Work required
Leave out the pictures and copy everything else below exactly.

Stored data
►
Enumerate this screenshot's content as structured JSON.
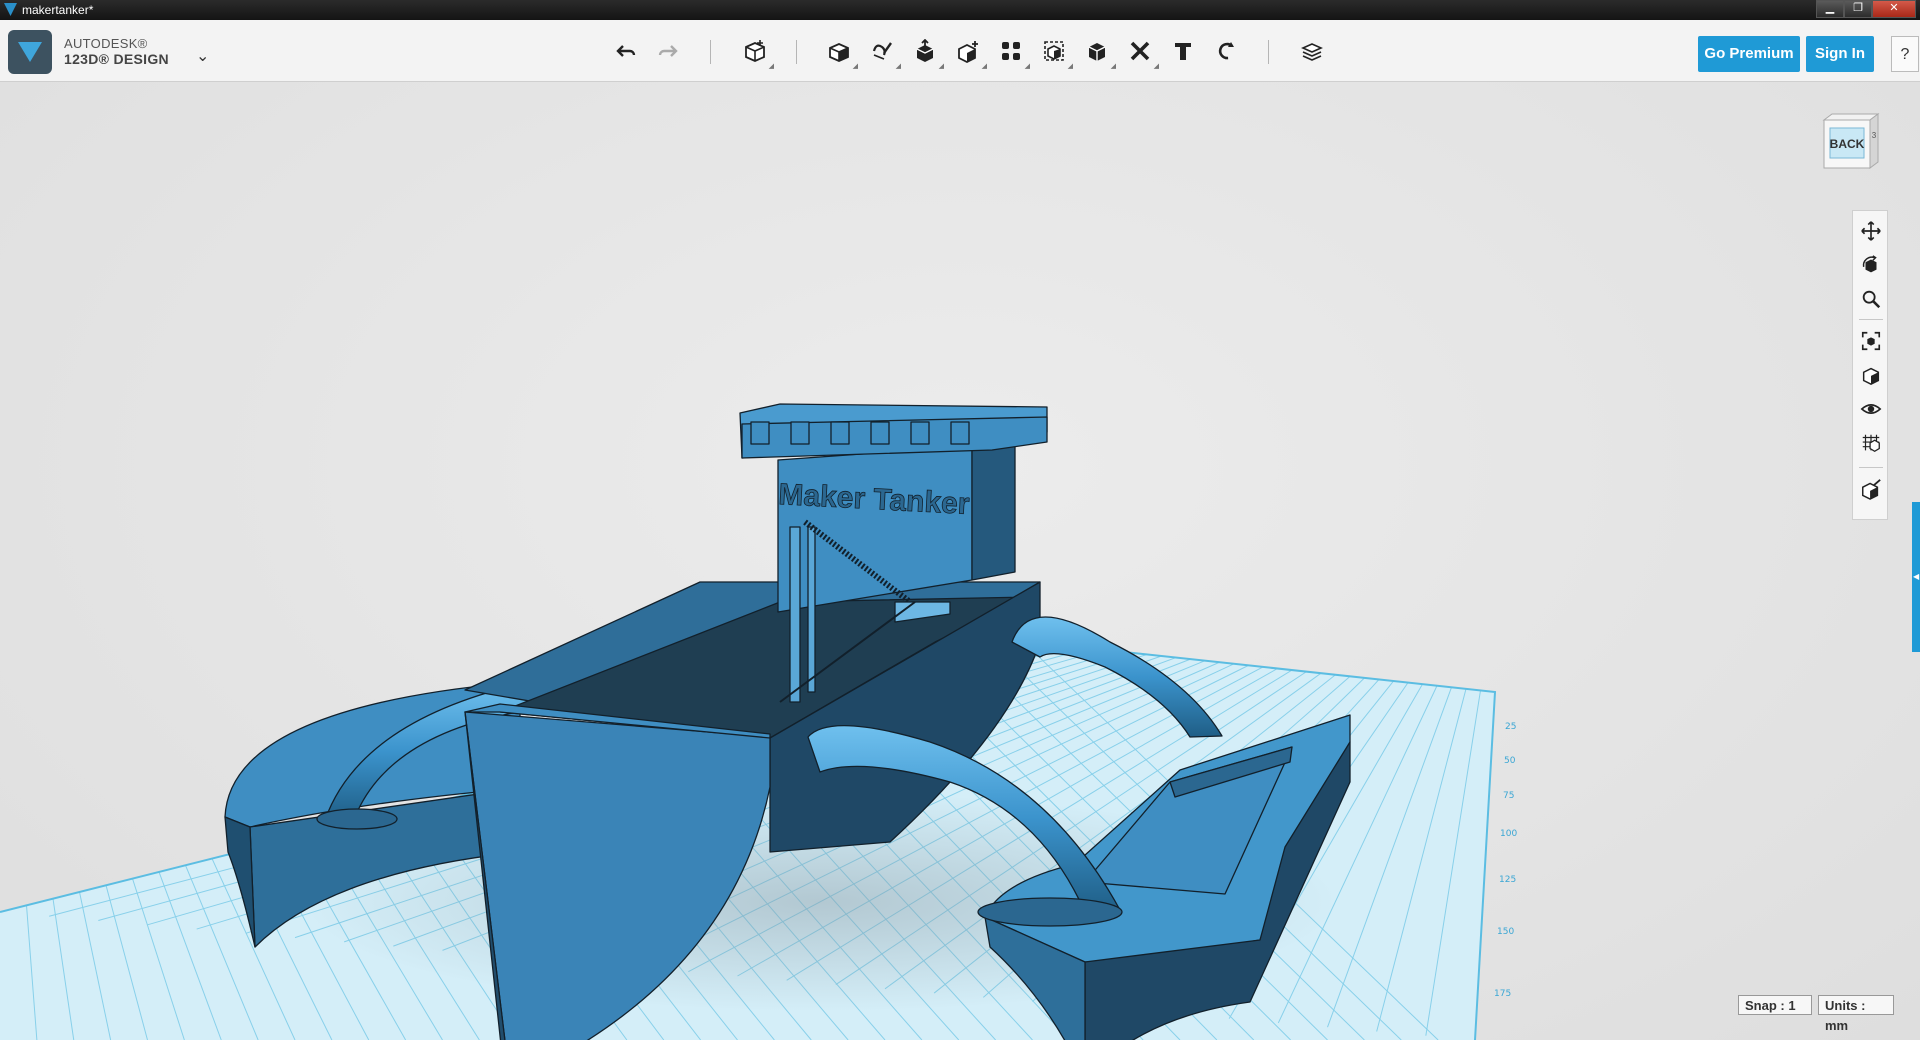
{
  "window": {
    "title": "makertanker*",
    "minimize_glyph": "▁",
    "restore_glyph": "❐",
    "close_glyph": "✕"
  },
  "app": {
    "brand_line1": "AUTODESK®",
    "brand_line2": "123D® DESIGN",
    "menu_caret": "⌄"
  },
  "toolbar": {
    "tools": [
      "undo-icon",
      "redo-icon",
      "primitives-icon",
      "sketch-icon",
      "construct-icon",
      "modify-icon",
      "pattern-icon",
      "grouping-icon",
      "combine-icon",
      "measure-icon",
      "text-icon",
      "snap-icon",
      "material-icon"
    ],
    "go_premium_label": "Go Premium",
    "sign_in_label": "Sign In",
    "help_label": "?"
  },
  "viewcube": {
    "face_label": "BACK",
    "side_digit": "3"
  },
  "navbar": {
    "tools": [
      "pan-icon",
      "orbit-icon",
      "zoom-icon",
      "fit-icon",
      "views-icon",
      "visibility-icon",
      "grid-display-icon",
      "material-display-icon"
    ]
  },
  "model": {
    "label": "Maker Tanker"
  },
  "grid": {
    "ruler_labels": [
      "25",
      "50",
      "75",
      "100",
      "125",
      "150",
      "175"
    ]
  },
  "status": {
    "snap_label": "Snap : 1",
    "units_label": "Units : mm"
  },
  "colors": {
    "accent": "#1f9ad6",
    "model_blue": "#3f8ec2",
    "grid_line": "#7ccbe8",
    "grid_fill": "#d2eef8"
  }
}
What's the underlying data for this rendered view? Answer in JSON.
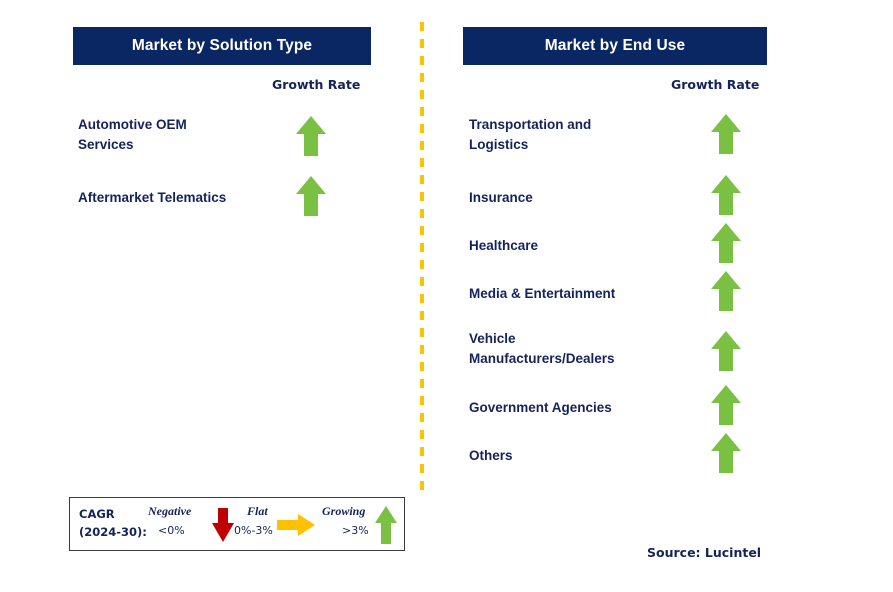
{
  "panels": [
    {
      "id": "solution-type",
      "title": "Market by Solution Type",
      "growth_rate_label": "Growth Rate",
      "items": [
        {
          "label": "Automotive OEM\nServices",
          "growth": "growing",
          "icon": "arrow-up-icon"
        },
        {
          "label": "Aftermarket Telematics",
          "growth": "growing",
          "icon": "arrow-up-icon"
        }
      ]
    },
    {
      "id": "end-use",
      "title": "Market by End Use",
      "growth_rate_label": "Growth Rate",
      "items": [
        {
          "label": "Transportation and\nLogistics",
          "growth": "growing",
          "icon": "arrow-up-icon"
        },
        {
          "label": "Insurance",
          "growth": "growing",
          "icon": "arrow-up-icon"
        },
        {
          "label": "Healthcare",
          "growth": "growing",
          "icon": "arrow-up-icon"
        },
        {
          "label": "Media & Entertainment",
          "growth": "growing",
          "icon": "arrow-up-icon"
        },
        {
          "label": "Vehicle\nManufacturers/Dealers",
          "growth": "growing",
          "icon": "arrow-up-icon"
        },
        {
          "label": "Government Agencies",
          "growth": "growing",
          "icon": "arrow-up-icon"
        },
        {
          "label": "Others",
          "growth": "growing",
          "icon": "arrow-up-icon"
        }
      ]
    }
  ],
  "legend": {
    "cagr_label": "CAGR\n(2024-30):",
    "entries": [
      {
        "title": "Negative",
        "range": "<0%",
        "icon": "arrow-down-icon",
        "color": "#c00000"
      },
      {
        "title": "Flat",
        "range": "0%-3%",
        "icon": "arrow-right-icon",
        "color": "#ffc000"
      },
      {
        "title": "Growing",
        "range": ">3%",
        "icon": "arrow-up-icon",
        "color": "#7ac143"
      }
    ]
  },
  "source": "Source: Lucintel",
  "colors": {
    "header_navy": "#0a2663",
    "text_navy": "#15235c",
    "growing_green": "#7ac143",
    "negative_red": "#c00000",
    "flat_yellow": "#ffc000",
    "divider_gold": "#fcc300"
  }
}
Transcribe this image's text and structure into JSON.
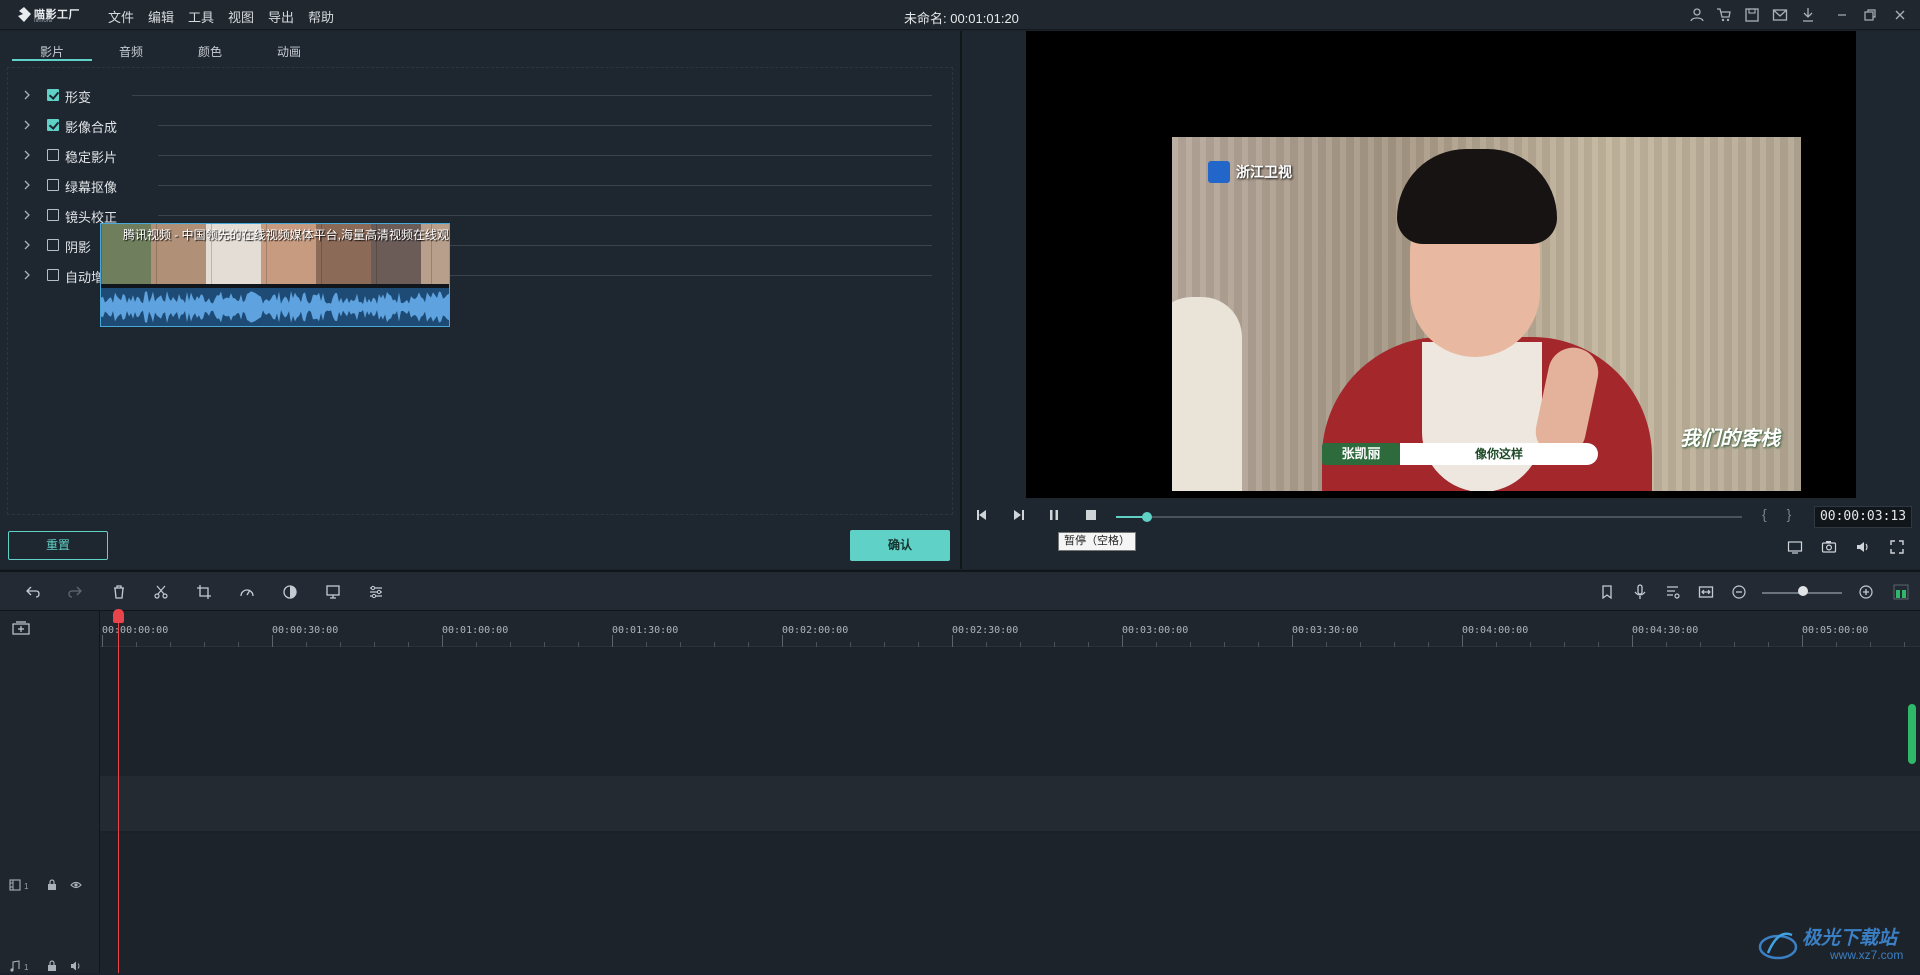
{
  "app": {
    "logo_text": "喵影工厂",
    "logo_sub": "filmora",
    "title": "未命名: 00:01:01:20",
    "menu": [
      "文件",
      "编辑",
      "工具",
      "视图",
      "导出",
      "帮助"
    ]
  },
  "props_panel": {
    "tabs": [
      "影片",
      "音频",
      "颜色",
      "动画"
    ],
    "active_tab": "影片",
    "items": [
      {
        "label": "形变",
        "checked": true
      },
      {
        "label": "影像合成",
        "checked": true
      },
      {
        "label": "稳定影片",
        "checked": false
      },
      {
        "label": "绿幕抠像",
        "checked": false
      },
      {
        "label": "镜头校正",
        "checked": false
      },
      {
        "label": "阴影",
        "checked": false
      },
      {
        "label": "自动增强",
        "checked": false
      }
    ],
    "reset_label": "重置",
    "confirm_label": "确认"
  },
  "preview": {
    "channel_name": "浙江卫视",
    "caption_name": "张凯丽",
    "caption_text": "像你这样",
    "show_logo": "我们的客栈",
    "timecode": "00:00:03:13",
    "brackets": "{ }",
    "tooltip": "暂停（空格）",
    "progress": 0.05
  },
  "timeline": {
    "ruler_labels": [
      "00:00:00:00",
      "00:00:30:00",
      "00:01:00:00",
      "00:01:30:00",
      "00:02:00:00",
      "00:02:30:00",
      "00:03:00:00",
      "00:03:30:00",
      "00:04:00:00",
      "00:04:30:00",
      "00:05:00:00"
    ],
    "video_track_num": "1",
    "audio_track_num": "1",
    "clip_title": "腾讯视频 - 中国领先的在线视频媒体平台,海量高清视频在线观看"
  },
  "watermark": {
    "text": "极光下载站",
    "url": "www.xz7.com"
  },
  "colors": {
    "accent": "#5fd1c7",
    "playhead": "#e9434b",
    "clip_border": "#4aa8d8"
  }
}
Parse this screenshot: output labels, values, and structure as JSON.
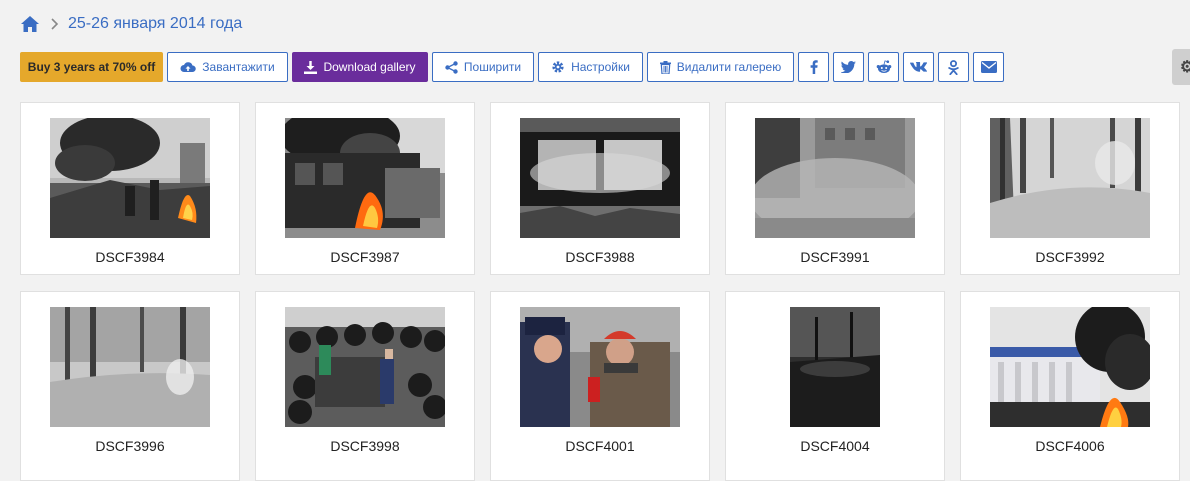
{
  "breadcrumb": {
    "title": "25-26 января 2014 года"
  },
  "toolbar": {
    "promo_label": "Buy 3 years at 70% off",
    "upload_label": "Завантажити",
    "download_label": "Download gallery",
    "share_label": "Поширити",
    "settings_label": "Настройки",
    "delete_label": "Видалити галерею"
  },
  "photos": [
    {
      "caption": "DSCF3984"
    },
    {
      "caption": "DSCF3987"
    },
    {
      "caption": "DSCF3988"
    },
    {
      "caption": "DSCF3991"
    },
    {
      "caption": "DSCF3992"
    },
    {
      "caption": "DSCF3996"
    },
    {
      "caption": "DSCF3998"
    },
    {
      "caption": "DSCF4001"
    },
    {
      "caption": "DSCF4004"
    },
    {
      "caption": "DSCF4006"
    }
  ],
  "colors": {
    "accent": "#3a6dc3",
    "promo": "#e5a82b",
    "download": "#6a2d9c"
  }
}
◄
The result
Enumerate this screenshot's content as structured JSON.
{
  "window": {
    "title": "makertanker*",
    "minimize_glyph": "▁",
    "restore_glyph": "❐",
    "close_glyph": "✕"
  },
  "app": {
    "brand_line1": "AUTODESK®",
    "brand_line2": "123D® DESIGN",
    "menu_caret": "⌄"
  },
  "toolbar": {
    "tools": [
      "undo-icon",
      "redo-icon",
      "primitives-icon",
      "sketch-icon",
      "construct-icon",
      "modify-icon",
      "pattern-icon",
      "grouping-icon",
      "combine-icon",
      "measure-icon",
      "text-icon",
      "snap-icon",
      "material-icon"
    ],
    "go_premium_label": "Go Premium",
    "sign_in_label": "Sign In",
    "help_label": "?"
  },
  "viewcube": {
    "face_label": "BACK",
    "side_digit": "3"
  },
  "navbar": {
    "tools": [
      "pan-icon",
      "orbit-icon",
      "zoom-icon",
      "fit-icon",
      "views-icon",
      "visibility-icon",
      "grid-display-icon",
      "material-display-icon"
    ]
  },
  "model": {
    "label": "Maker Tanker"
  },
  "grid": {
    "ruler_labels": [
      "25",
      "50",
      "75",
      "100",
      "125",
      "150",
      "175"
    ]
  },
  "status": {
    "snap_label": "Snap : 1",
    "units_label": "Units : mm"
  },
  "colors": {
    "accent": "#1f9ad6",
    "model_blue": "#3f8ec2",
    "grid_line": "#7ccbe8",
    "grid_fill": "#d2eef8"
  }
}
What's the underlying data for this rendered view? Answer in JSON.
{
  "panels": [
    {
      "id": "solution-type",
      "title": "Market by Solution Type",
      "growth_rate_label": "Growth Rate",
      "items": [
        {
          "label": "Automotive OEM\nServices",
          "growth": "growing",
          "icon": "arrow-up-icon"
        },
        {
          "label": "Aftermarket Telematics",
          "growth": "growing",
          "icon": "arrow-up-icon"
        }
      ]
    },
    {
      "id": "end-use",
      "title": "Market by End Use",
      "growth_rate_label": "Growth Rate",
      "items": [
        {
          "label": "Transportation and\nLogistics",
          "growth": "growing",
          "icon": "arrow-up-icon"
        },
        {
          "label": "Insurance",
          "growth": "growing",
          "icon": "arrow-up-icon"
        },
        {
          "label": "Healthcare",
          "growth": "growing",
          "icon": "arrow-up-icon"
        },
        {
          "label": "Media & Entertainment",
          "growth": "growing",
          "icon": "arrow-up-icon"
        },
        {
          "label": "Vehicle\nManufacturers/Dealers",
          "growth": "growing",
          "icon": "arrow-up-icon"
        },
        {
          "label": "Government Agencies",
          "growth": "growing",
          "icon": "arrow-up-icon"
        },
        {
          "label": "Others",
          "growth": "growing",
          "icon": "arrow-up-icon"
        }
      ]
    }
  ],
  "legend": {
    "cagr_label": "CAGR\n(2024-30):",
    "entries": [
      {
        "title": "Negative",
        "range": "<0%",
        "icon": "arrow-down-icon",
        "color": "#c00000"
      },
      {
        "title": "Flat",
        "range": "0%-3%",
        "icon": "arrow-right-icon",
        "color": "#ffc000"
      },
      {
        "title": "Growing",
        "range": ">3%",
        "icon": "arrow-up-icon",
        "color": "#7ac143"
      }
    ]
  },
  "source": "Source: Lucintel",
  "colors": {
    "header_navy": "#0a2663",
    "text_navy": "#15235c",
    "growing_green": "#7ac143",
    "negative_red": "#c00000",
    "flat_yellow": "#ffc000",
    "divider_gold": "#fcc300"
  }
}
Transcribe this image's text and structure into JSON.
{
  "app": {
    "logo_text": "喵影工厂",
    "logo_sub": "filmora",
    "title": "未命名: 00:01:01:20",
    "menu": [
      "文件",
      "编辑",
      "工具",
      "视图",
      "导出",
      "帮助"
    ]
  },
  "props_panel": {
    "tabs": [
      "影片",
      "音频",
      "颜色",
      "动画"
    ],
    "active_tab": "影片",
    "items": [
      {
        "label": "形变",
        "checked": true
      },
      {
        "label": "影像合成",
        "checked": true
      },
      {
        "label": "稳定影片",
        "checked": false
      },
      {
        "label": "绿幕抠像",
        "checked": false
      },
      {
        "label": "镜头校正",
        "checked": false
      },
      {
        "label": "阴影",
        "checked": false
      },
      {
        "label": "自动增强",
        "checked": false
      }
    ],
    "reset_label": "重置",
    "confirm_label": "确认"
  },
  "preview": {
    "channel_name": "浙江卫视",
    "caption_name": "张凯丽",
    "caption_text": "像你这样",
    "show_logo": "我们的客栈",
    "timecode": "00:00:03:13",
    "brackets": "{ }",
    "tooltip": "暂停（空格）",
    "progress": 0.05
  },
  "timeline": {
    "ruler_labels": [
      "00:00:00:00",
      "00:00:30:00",
      "00:01:00:00",
      "00:01:30:00",
      "00:02:00:00",
      "00:02:30:00",
      "00:03:00:00",
      "00:03:30:00",
      "00:04:00:00",
      "00:04:30:00",
      "00:05:00:00"
    ],
    "video_track_num": "1",
    "audio_track_num": "1",
    "clip_title": "腾讯视频 - 中国领先的在线视频媒体平台,海量高清视频在线观看"
  },
  "watermark": {
    "text": "极光下载站",
    "url": "www.xz7.com"
  },
  "colors": {
    "accent": "#5fd1c7",
    "playhead": "#e9434b",
    "clip_border": "#4aa8d8"
  }
}
Parse this screenshot: output labels, values, and structure as JSON.
{
  "breadcrumb": {
    "title": "25-26 января 2014 года"
  },
  "toolbar": {
    "promo_label": "Buy 3 years at 70% off",
    "upload_label": "Завантажити",
    "download_label": "Download gallery",
    "share_label": "Поширити",
    "settings_label": "Настройки",
    "delete_label": "Видалити галерею"
  },
  "photos": [
    {
      "caption": "DSCF3984"
    },
    {
      "caption": "DSCF3987"
    },
    {
      "caption": "DSCF3988"
    },
    {
      "caption": "DSCF3991"
    },
    {
      "caption": "DSCF3992"
    },
    {
      "caption": "DSCF3996"
    },
    {
      "caption": "DSCF3998"
    },
    {
      "caption": "DSCF4001"
    },
    {
      "caption": "DSCF4004"
    },
    {
      "caption": "DSCF4006"
    }
  ],
  "colors": {
    "accent": "#3a6dc3",
    "promo": "#e5a82b",
    "download": "#6a2d9c"
  }
}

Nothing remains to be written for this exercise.